### GOAL OF THE EXERCISE
Can all of these lines be returned exactly?
___ PROVIDED DATA ___
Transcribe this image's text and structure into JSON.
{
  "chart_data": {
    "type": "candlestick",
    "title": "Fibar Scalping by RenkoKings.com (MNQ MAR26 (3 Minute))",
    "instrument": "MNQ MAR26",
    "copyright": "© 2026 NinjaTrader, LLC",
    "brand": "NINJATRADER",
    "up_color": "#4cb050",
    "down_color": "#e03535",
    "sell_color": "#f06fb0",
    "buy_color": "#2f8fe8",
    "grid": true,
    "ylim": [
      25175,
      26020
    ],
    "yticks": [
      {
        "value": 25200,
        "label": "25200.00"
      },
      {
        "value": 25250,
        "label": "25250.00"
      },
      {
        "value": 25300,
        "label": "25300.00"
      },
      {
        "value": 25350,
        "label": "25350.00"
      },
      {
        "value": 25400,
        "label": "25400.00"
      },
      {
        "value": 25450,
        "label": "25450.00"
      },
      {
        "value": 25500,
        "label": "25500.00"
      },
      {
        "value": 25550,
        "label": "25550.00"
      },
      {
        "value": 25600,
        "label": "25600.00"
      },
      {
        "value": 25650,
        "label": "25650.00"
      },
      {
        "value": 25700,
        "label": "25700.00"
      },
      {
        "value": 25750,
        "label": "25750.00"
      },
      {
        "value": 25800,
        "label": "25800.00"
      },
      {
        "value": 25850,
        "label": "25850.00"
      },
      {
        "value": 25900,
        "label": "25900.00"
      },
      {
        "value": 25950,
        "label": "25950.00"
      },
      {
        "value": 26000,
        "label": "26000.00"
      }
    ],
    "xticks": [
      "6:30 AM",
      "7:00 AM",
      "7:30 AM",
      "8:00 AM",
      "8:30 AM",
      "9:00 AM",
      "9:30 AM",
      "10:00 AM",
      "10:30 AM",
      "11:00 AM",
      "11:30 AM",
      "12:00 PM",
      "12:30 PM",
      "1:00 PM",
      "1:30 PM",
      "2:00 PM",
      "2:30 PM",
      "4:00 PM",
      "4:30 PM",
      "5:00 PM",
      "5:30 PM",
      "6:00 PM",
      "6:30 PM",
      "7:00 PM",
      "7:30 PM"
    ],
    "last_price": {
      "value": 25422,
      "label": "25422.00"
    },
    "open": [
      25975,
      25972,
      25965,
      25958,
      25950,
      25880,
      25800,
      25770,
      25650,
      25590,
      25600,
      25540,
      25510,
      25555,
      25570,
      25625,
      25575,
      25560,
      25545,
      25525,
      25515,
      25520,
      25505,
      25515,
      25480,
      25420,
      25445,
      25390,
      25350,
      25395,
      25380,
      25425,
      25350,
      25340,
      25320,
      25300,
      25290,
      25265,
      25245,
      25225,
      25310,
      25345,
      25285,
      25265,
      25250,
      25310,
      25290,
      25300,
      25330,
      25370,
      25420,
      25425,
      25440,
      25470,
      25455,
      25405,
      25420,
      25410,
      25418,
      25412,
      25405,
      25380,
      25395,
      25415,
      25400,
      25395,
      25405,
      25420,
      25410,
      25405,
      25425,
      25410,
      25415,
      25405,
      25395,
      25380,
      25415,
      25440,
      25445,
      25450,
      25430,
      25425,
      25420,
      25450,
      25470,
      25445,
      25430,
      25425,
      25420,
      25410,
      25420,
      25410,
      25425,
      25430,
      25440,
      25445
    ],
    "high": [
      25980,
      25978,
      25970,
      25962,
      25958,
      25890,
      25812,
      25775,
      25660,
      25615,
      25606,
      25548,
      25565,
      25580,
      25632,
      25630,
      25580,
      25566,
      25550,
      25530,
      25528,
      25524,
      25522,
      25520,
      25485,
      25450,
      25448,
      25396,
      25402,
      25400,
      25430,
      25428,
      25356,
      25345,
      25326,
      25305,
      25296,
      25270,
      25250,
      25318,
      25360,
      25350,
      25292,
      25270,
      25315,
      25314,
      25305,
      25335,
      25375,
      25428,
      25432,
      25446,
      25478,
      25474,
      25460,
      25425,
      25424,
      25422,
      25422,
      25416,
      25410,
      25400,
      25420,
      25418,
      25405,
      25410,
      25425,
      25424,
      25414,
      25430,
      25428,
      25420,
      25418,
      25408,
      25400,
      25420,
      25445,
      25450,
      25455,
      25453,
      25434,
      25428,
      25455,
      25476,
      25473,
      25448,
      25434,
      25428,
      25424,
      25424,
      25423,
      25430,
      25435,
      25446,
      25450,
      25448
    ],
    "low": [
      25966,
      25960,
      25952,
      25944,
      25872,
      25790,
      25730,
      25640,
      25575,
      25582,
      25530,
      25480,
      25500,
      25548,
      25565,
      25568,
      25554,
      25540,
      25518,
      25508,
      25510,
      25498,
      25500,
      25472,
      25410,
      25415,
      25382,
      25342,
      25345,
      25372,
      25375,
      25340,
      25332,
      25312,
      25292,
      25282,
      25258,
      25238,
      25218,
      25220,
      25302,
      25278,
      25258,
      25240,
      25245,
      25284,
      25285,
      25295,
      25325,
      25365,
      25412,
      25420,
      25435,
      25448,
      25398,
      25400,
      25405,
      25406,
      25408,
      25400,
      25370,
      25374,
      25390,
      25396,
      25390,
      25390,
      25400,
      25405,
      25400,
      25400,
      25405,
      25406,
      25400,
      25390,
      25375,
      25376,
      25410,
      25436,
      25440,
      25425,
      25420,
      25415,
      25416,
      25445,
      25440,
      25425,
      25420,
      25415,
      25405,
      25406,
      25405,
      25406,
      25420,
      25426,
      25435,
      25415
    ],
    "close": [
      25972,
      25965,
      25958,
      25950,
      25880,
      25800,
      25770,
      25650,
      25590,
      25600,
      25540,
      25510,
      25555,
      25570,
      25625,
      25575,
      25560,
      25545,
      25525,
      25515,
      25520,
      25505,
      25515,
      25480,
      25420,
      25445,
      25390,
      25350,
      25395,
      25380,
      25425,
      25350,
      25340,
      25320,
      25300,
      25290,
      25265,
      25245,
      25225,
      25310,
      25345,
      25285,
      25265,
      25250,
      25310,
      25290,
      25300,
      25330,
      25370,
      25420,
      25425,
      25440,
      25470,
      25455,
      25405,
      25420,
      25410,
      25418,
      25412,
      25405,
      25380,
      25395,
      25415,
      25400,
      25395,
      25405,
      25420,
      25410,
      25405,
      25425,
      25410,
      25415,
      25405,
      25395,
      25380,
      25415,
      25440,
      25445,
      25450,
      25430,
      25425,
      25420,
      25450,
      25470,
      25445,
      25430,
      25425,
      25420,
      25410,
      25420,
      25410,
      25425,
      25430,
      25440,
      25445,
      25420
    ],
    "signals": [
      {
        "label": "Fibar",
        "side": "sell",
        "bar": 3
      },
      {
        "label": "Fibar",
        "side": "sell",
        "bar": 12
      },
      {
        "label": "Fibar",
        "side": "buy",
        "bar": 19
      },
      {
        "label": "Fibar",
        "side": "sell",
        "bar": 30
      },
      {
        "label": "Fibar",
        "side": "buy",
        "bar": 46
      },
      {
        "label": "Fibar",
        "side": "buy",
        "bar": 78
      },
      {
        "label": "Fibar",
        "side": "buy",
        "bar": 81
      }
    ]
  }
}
___
### RESULT FOR THIS EXERCISE
Transcribe this image's text and structure into JSON.
{
  "chart_data": {
    "type": "candlestick",
    "title": "Fibar Scalping by RenkoKings.com (MNQ MAR26 (3 Minute))",
    "instrument": "MNQ MAR26",
    "copyright": "© 2026 NinjaTrader, LLC",
    "brand": "NINJATRADER",
    "up_color": "#4cb050",
    "down_color": "#e03535",
    "sell_color": "#f06fb0",
    "buy_color": "#2f8fe8",
    "grid": true,
    "ylim": [
      25175,
      26020
    ],
    "yticks": [
      {
        "value": 25200,
        "label": "25200.00"
      },
      {
        "value": 25250,
        "label": "25250.00"
      },
      {
        "value": 25300,
        "label": "25300.00"
      },
      {
        "value": 25350,
        "label": "25350.00"
      },
      {
        "value": 25400,
        "label": "25400.00"
      },
      {
        "value": 25450,
        "label": "25450.00"
      },
      {
        "value": 25500,
        "label": "25500.00"
      },
      {
        "value": 25550,
        "label": "25550.00"
      },
      {
        "value": 25600,
        "label": "25600.00"
      },
      {
        "value": 25650,
        "label": "25650.00"
      },
      {
        "value": 25700,
        "label": "25700.00"
      },
      {
        "value": 25750,
        "label": "25750.00"
      },
      {
        "value": 25800,
        "label": "25800.00"
      },
      {
        "value": 25850,
        "label": "25850.00"
      },
      {
        "value": 25900,
        "label": "25900.00"
      },
      {
        "value": 25950,
        "label": "25950.00"
      },
      {
        "value": 26000,
        "label": "26000.00"
      }
    ],
    "xticks": [
      "6:30 AM",
      "7:00 AM",
      "7:30 AM",
      "8:00 AM",
      "8:30 AM",
      "9:00 AM",
      "9:30 AM",
      "10:00 AM",
      "10:30 AM",
      "11:00 AM",
      "11:30 AM",
      "12:00 PM",
      "12:30 PM",
      "1:00 PM",
      "1:30 PM",
      "2:00 PM",
      "2:30 PM",
      "4:00 PM",
      "4:30 PM",
      "5:00 PM",
      "5:30 PM",
      "6:00 PM",
      "6:30 PM",
      "7:00 PM",
      "7:30 PM"
    ],
    "last_price": {
      "value": 25422,
      "label": "25422.00"
    },
    "open": [
      25975,
      25972,
      25965,
      25958,
      25950,
      25880,
      25800,
      25770,
      25650,
      25590,
      25600,
      25540,
      25510,
      25555,
      25570,
      25625,
      25575,
      25560,
      25545,
      25525,
      25515,
      25520,
      25505,
      25515,
      25480,
      25420,
      25445,
      25390,
      25350,
      25395,
      25380,
      25425,
      25350,
      25340,
      25320,
      25300,
      25290,
      25265,
      25245,
      25225,
      25310,
      25345,
      25285,
      25265,
      25250,
      25310,
      25290,
      25300,
      25330,
      25370,
      25420,
      25425,
      25440,
      25470,
      25455,
      25405,
      25420,
      25410,
      25418,
      25412,
      25405,
      25380,
      25395,
      25415,
      25400,
      25395,
      25405,
      25420,
      25410,
      25405,
      25425,
      25410,
      25415,
      25405,
      25395,
      25380,
      25415,
      25440,
      25445,
      25450,
      25430,
      25425,
      25420,
      25450,
      25470,
      25445,
      25430,
      25425,
      25420,
      25410,
      25420,
      25410,
      25425,
      25430,
      25440,
      25445
    ],
    "high": [
      25980,
      25978,
      25970,
      25962,
      25958,
      25890,
      25812,
      25775,
      25660,
      25615,
      25606,
      25548,
      25565,
      25580,
      25632,
      25630,
      25580,
      25566,
      25550,
      25530,
      25528,
      25524,
      25522,
      25520,
      25485,
      25450,
      25448,
      25396,
      25402,
      25400,
      25430,
      25428,
      25356,
      25345,
      25326,
      25305,
      25296,
      25270,
      25250,
      25318,
      25360,
      25350,
      25292,
      25270,
      25315,
      25314,
      25305,
      25335,
      25375,
      25428,
      25432,
      25446,
      25478,
      25474,
      25460,
      25425,
      25424,
      25422,
      25422,
      25416,
      25410,
      25400,
      25420,
      25418,
      25405,
      25410,
      25425,
      25424,
      25414,
      25430,
      25428,
      25420,
      25418,
      25408,
      25400,
      25420,
      25445,
      25450,
      25455,
      25453,
      25434,
      25428,
      25455,
      25476,
      25473,
      25448,
      25434,
      25428,
      25424,
      25424,
      25423,
      25430,
      25435,
      25446,
      25450,
      25448
    ],
    "low": [
      25966,
      25960,
      25952,
      25944,
      25872,
      25790,
      25730,
      25640,
      25575,
      25582,
      25530,
      25480,
      25500,
      25548,
      25565,
      25568,
      25554,
      25540,
      25518,
      25508,
      25510,
      25498,
      25500,
      25472,
      25410,
      25415,
      25382,
      25342,
      25345,
      25372,
      25375,
      25340,
      25332,
      25312,
      25292,
      25282,
      25258,
      25238,
      25218,
      25220,
      25302,
      25278,
      25258,
      25240,
      25245,
      25284,
      25285,
      25295,
      25325,
      25365,
      25412,
      25420,
      25435,
      25448,
      25398,
      25400,
      25405,
      25406,
      25408,
      25400,
      25370,
      25374,
      25390,
      25396,
      25390,
      25390,
      25400,
      25405,
      25400,
      25400,
      25405,
      25406,
      25400,
      25390,
      25375,
      25376,
      25410,
      25436,
      25440,
      25425,
      25420,
      25415,
      25416,
      25445,
      25440,
      25425,
      25420,
      25415,
      25405,
      25406,
      25405,
      25406,
      25420,
      25426,
      25435,
      25415
    ],
    "close": [
      25972,
      25965,
      25958,
      25950,
      25880,
      25800,
      25770,
      25650,
      25590,
      25600,
      25540,
      25510,
      25555,
      25570,
      25625,
      25575,
      25560,
      25545,
      25525,
      25515,
      25520,
      25505,
      25515,
      25480,
      25420,
      25445,
      25390,
      25350,
      25395,
      25380,
      25425,
      25350,
      25340,
      25320,
      25300,
      25290,
      25265,
      25245,
      25225,
      25310,
      25345,
      25285,
      25265,
      25250,
      25310,
      25290,
      25300,
      25330,
      25370,
      25420,
      25425,
      25440,
      25470,
      25455,
      25405,
      25420,
      25410,
      25418,
      25412,
      25405,
      25380,
      25395,
      25415,
      25400,
      25395,
      25405,
      25420,
      25410,
      25405,
      25425,
      25410,
      25415,
      25405,
      25395,
      25380,
      25415,
      25440,
      25445,
      25450,
      25430,
      25425,
      25420,
      25450,
      25470,
      25445,
      25430,
      25425,
      25420,
      25410,
      25420,
      25410,
      25425,
      25430,
      25440,
      25445,
      25420
    ],
    "signals": [
      {
        "label": "Fibar",
        "side": "sell",
        "bar": 3
      },
      {
        "label": "Fibar",
        "side": "sell",
        "bar": 12
      },
      {
        "label": "Fibar",
        "side": "buy",
        "bar": 19
      },
      {
        "label": "Fibar",
        "side": "sell",
        "bar": 30
      },
      {
        "label": "Fibar",
        "side": "buy",
        "bar": 46
      },
      {
        "label": "Fibar",
        "side": "buy",
        "bar": 78
      },
      {
        "label": "Fibar",
        "side": "buy",
        "bar": 81
      }
    ]
  }
}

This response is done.